[Items from a dataset]

□ □ □ □ □

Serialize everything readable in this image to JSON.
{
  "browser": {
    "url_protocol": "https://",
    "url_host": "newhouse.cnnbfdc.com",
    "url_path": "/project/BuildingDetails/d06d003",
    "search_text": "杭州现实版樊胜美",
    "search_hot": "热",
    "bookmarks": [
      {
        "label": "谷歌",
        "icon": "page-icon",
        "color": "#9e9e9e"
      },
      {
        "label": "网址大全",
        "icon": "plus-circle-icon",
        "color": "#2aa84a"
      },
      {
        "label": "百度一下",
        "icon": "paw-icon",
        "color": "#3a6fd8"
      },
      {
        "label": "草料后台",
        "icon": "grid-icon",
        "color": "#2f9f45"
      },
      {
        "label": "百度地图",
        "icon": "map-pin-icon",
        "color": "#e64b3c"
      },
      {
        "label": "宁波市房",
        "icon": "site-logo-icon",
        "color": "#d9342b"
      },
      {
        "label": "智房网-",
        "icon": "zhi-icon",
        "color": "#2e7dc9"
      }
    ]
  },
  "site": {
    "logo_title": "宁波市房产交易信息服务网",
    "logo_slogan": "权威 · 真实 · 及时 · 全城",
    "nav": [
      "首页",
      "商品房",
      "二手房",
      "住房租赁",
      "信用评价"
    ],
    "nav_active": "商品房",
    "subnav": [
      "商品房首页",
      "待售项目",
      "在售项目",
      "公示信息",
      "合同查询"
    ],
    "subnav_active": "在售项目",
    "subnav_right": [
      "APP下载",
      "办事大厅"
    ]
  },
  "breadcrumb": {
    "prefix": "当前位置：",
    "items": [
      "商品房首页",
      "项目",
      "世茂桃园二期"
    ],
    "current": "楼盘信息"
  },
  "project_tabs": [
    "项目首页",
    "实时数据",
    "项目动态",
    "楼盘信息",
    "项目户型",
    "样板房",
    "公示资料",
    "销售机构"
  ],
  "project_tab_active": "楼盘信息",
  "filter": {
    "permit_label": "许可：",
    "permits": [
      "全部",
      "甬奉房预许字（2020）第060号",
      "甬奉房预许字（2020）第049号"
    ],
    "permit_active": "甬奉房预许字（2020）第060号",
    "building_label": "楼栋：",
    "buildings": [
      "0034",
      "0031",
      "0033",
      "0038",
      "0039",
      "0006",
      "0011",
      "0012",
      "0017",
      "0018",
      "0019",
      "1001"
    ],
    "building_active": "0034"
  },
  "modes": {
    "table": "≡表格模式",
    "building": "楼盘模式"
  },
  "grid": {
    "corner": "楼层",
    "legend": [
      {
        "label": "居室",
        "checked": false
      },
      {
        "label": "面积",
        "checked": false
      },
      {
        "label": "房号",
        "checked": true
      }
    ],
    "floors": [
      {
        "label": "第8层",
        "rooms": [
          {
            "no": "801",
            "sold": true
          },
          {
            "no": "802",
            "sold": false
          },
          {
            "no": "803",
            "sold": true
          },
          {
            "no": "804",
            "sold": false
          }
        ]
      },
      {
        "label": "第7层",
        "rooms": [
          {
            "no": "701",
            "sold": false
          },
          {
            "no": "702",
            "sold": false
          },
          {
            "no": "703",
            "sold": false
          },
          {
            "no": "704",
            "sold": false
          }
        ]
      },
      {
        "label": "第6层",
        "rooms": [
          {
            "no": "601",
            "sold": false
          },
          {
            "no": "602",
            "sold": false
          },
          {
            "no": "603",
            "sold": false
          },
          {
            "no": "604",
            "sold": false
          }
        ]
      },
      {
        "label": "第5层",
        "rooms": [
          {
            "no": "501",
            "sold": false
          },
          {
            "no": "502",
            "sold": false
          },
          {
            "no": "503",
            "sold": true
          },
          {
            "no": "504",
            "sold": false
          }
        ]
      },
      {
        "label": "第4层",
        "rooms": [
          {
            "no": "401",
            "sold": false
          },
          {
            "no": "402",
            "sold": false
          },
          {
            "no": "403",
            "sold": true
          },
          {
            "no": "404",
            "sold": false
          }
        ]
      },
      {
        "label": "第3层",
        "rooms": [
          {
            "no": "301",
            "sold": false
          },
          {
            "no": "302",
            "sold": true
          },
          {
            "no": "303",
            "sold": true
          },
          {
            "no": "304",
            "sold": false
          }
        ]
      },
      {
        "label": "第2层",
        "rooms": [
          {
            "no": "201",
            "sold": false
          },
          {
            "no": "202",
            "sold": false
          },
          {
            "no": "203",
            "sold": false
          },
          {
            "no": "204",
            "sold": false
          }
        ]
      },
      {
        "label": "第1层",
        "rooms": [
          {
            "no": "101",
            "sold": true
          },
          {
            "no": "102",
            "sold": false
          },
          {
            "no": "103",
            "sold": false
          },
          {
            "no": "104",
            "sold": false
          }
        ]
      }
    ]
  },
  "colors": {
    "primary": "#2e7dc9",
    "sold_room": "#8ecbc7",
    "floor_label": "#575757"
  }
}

□ □ □ □ □

◆ DIRECTIONS FOR THIS TASK ◆
Go through the data and return every record exactly.

◆ PROBLEM SOLUTION ◆
Serialize everything readable in this image to JSON.
{
  "browser": {
    "url_protocol": "https://",
    "url_host": "newhouse.cnnbfdc.com",
    "url_path": "/project/BuildingDetails/d06d003",
    "search_text": "杭州现实版樊胜美",
    "search_hot": "热",
    "bookmarks": [
      {
        "label": "谷歌",
        "icon": "page-icon",
        "color": "#9e9e9e"
      },
      {
        "label": "网址大全",
        "icon": "plus-circle-icon",
        "color": "#2aa84a"
      },
      {
        "label": "百度一下",
        "icon": "paw-icon",
        "color": "#3a6fd8"
      },
      {
        "label": "草料后台",
        "icon": "grid-icon",
        "color": "#2f9f45"
      },
      {
        "label": "百度地图",
        "icon": "map-pin-icon",
        "color": "#e64b3c"
      },
      {
        "label": "宁波市房",
        "icon": "site-logo-icon",
        "color": "#d9342b"
      },
      {
        "label": "智房网-",
        "icon": "zhi-icon",
        "color": "#2e7dc9"
      }
    ]
  },
  "site": {
    "logo_title": "宁波市房产交易信息服务网",
    "logo_slogan": "权威 · 真实 · 及时 · 全城",
    "nav": [
      "首页",
      "商品房",
      "二手房",
      "住房租赁",
      "信用评价"
    ],
    "nav_active": "商品房",
    "subnav": [
      "商品房首页",
      "待售项目",
      "在售项目",
      "公示信息",
      "合同查询"
    ],
    "subnav_active": "在售项目",
    "subnav_right": [
      "APP下载",
      "办事大厅"
    ]
  },
  "breadcrumb": {
    "prefix": "当前位置：",
    "items": [
      "商品房首页",
      "项目",
      "世茂桃园二期"
    ],
    "current": "楼盘信息"
  },
  "project_tabs": [
    "项目首页",
    "实时数据",
    "项目动态",
    "楼盘信息",
    "项目户型",
    "样板房",
    "公示资料",
    "销售机构"
  ],
  "project_tab_active": "楼盘信息",
  "filter": {
    "permit_label": "许可：",
    "permits": [
      "全部",
      "甬奉房预许字（2020）第060号",
      "甬奉房预许字（2020）第049号"
    ],
    "permit_active": "甬奉房预许字（2020）第060号",
    "building_label": "楼栋：",
    "buildings": [
      "0034",
      "0031",
      "0033",
      "0038",
      "0039",
      "0006",
      "0011",
      "0012",
      "0017",
      "0018",
      "0019",
      "1001"
    ],
    "building_active": "0034"
  },
  "modes": {
    "table": "≡表格模式",
    "building": "楼盘模式"
  },
  "grid": {
    "corner": "楼层",
    "legend": [
      {
        "label": "居室",
        "checked": false
      },
      {
        "label": "面积",
        "checked": false
      },
      {
        "label": "房号",
        "checked": true
      }
    ],
    "floors": [
      {
        "label": "第8层",
        "rooms": [
          {
            "no": "801",
            "sold": true
          },
          {
            "no": "802",
            "sold": false
          },
          {
            "no": "803",
            "sold": true
          },
          {
            "no": "804",
            "sold": false
          }
        ]
      },
      {
        "label": "第7层",
        "rooms": [
          {
            "no": "701",
            "sold": false
          },
          {
            "no": "702",
            "sold": false
          },
          {
            "no": "703",
            "sold": false
          },
          {
            "no": "704",
            "sold": false
          }
        ]
      },
      {
        "label": "第6层",
        "rooms": [
          {
            "no": "601",
            "sold": false
          },
          {
            "no": "602",
            "sold": false
          },
          {
            "no": "603",
            "sold": false
          },
          {
            "no": "604",
            "sold": false
          }
        ]
      },
      {
        "label": "第5层",
        "rooms": [
          {
            "no": "501",
            "sold": false
          },
          {
            "no": "502",
            "sold": false
          },
          {
            "no": "503",
            "sold": true
          },
          {
            "no": "504",
            "sold": false
          }
        ]
      },
      {
        "label": "第4层",
        "rooms": [
          {
            "no": "401",
            "sold": false
          },
          {
            "no": "402",
            "sold": false
          },
          {
            "no": "403",
            "sold": true
          },
          {
            "no": "404",
            "sold": false
          }
        ]
      },
      {
        "label": "第3层",
        "rooms": [
          {
            "no": "301",
            "sold": false
          },
          {
            "no": "302",
            "sold": true
          },
          {
            "no": "303",
            "sold": true
          },
          {
            "no": "304",
            "sold": false
          }
        ]
      },
      {
        "label": "第2层",
        "rooms": [
          {
            "no": "201",
            "sold": false
          },
          {
            "no": "202",
            "sold": false
          },
          {
            "no": "203",
            "sold": false
          },
          {
            "no": "204",
            "sold": false
          }
        ]
      },
      {
        "label": "第1层",
        "rooms": [
          {
            "no": "101",
            "sold": true
          },
          {
            "no": "102",
            "sold": false
          },
          {
            "no": "103",
            "sold": false
          },
          {
            "no": "104",
            "sold": false
          }
        ]
      }
    ]
  },
  "colors": {
    "primary": "#2e7dc9",
    "sold_room": "#8ecbc7",
    "floor_label": "#575757"
  }
}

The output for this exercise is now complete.